Task: Copy every line of the records below word for word.
== Information supplied
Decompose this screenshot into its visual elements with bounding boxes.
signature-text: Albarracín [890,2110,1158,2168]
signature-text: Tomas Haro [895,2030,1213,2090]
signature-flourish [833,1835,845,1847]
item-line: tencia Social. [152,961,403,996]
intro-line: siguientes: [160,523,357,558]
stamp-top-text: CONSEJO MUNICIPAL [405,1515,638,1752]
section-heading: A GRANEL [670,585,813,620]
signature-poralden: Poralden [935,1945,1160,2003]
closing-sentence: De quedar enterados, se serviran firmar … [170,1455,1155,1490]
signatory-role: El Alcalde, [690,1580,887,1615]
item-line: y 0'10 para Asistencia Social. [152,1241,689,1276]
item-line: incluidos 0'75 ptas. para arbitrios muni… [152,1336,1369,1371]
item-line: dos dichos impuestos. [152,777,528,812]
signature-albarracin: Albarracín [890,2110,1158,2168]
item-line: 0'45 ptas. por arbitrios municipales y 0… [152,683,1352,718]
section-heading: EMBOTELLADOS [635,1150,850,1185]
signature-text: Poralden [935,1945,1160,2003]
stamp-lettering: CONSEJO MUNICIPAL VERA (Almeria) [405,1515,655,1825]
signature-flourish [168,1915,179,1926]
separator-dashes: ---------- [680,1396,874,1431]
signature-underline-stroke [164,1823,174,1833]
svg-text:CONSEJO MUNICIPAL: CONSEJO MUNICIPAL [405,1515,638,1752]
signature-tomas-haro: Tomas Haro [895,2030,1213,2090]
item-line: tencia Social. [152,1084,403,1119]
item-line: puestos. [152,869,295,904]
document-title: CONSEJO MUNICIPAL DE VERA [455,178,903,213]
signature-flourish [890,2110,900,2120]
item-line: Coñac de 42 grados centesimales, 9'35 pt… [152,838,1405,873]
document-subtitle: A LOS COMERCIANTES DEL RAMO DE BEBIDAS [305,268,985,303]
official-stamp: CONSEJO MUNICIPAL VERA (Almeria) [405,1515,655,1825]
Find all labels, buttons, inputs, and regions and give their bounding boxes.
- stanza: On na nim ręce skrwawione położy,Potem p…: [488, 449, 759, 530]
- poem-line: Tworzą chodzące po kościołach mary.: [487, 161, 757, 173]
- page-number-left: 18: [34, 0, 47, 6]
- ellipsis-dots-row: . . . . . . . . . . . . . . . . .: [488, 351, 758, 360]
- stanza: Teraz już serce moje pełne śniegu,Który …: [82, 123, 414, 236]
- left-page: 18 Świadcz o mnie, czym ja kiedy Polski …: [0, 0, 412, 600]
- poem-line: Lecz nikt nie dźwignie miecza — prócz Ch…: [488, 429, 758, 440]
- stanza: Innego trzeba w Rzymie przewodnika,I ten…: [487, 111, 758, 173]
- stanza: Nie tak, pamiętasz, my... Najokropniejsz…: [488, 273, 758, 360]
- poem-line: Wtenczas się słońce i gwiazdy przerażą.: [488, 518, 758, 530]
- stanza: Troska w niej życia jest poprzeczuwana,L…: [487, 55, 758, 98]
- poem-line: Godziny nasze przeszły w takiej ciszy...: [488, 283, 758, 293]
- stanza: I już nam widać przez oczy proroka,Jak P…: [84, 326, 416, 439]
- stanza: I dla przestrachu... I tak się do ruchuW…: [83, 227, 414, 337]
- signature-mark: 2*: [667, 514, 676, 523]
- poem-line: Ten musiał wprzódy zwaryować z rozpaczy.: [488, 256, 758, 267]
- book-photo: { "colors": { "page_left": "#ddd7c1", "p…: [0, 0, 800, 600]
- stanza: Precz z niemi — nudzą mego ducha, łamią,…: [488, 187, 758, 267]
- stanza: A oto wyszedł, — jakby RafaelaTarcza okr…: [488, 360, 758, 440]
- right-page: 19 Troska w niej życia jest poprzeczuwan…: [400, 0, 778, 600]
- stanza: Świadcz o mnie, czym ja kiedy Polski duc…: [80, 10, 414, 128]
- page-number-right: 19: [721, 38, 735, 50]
====
Reply:
Decompose this screenshot into its visual elements with bounding boxes.
signature-text: Albarracín [890,2110,1158,2168]
signature-text: Tomas Haro [895,2030,1213,2090]
signature-flourish [833,1835,845,1847]
item-line: tencia Social. [152,961,403,996]
intro-line: siguientes: [160,523,357,558]
stamp-top-text: CONSEJO MUNICIPAL [405,1515,638,1752]
section-heading: A GRANEL [670,585,813,620]
signature-poralden: Poralden [935,1945,1160,2003]
closing-sentence: De quedar enterados, se serviran firmar … [170,1455,1155,1490]
signatory-role: El Alcalde, [690,1580,887,1615]
item-line: y 0'10 para Asistencia Social. [152,1241,689,1276]
item-line: incluidos 0'75 ptas. para arbitrios muni… [152,1336,1369,1371]
item-line: dos dichos impuestos. [152,777,528,812]
signature-albarracin: Albarracín [890,2110,1158,2168]
item-line: 0'45 ptas. por arbitrios municipales y 0… [152,683,1352,718]
section-heading: EMBOTELLADOS [635,1150,850,1185]
signature-text: Poralden [935,1945,1160,2003]
stamp-lettering: CONSEJO MUNICIPAL VERA (Almeria) [405,1515,655,1825]
signature-flourish [168,1915,179,1926]
separator-dashes: ---------- [680,1396,874,1431]
signature-underline-stroke [164,1823,174,1833]
svg-text:CONSEJO MUNICIPAL: CONSEJO MUNICIPAL [405,1515,638,1752]
signature-tomas-haro: Tomas Haro [895,2030,1213,2090]
item-line: tencia Social. [152,1084,403,1119]
item-line: puestos. [152,869,295,904]
document-title: CONSEJO MUNICIPAL DE VERA [455,178,903,213]
signature-flourish [890,2110,900,2120]
item-line: Coñac de 42 grados centesimales, 9'35 pt… [152,838,1405,873]
document-subtitle: A LOS COMERCIANTES DEL RAMO DE BEBIDAS [305,268,985,303]
official-stamp: CONSEJO MUNICIPAL VERA (Almeria) [405,1515,655,1825]
Find all labels, buttons, inputs, and regions and give their bounding boxes.
- stanza: On na nim ręce skrwawione położy,Potem p…: [488, 449, 759, 530]
- poem-line: Tworzą chodzące po kościołach mary.: [487, 161, 757, 173]
- page-number-left: 18: [34, 0, 47, 6]
- ellipsis-dots-row: . . . . . . . . . . . . . . . . .: [488, 351, 758, 360]
- stanza: Teraz już serce moje pełne śniegu,Który …: [82, 123, 414, 236]
- left-page: 18 Świadcz o mnie, czym ja kiedy Polski …: [0, 0, 412, 600]
- poem-line: Lecz nikt nie dźwignie miecza — prócz Ch…: [488, 429, 758, 440]
- stanza: Innego trzeba w Rzymie przewodnika,I ten…: [487, 111, 758, 173]
- stanza: Nie tak, pamiętasz, my... Najokropniejsz…: [488, 273, 758, 360]
- poem-line: Wtenczas się słońce i gwiazdy przerażą.: [488, 518, 758, 530]
- stanza: Troska w niej życia jest poprzeczuwana,L…: [487, 55, 758, 98]
- poem-line: Godziny nasze przeszły w takiej ciszy...: [488, 283, 758, 293]
- stanza: I już nam widać przez oczy proroka,Jak P…: [84, 326, 416, 439]
- stanza: I dla przestrachu... I tak się do ruchuW…: [83, 227, 414, 337]
- signature-mark: 2*: [667, 514, 676, 523]
- poem-line: Ten musiał wprzódy zwaryować z rozpaczy.: [488, 256, 758, 267]
- book-photo: { "colors": { "page_left": "#ddd7c1", "p…: [0, 0, 800, 600]
- stanza: Precz z niemi — nudzą mego ducha, łamią,…: [488, 187, 758, 267]
- stanza: A oto wyszedł, — jakby RafaelaTarcza okr…: [488, 360, 758, 440]
- right-page: 19 Troska w niej życia jest poprzeczuwan…: [400, 0, 778, 600]
- stanza: Świadcz o mnie, czym ja kiedy Polski duc…: [80, 10, 414, 128]
- page-number-right: 19: [721, 38, 735, 50]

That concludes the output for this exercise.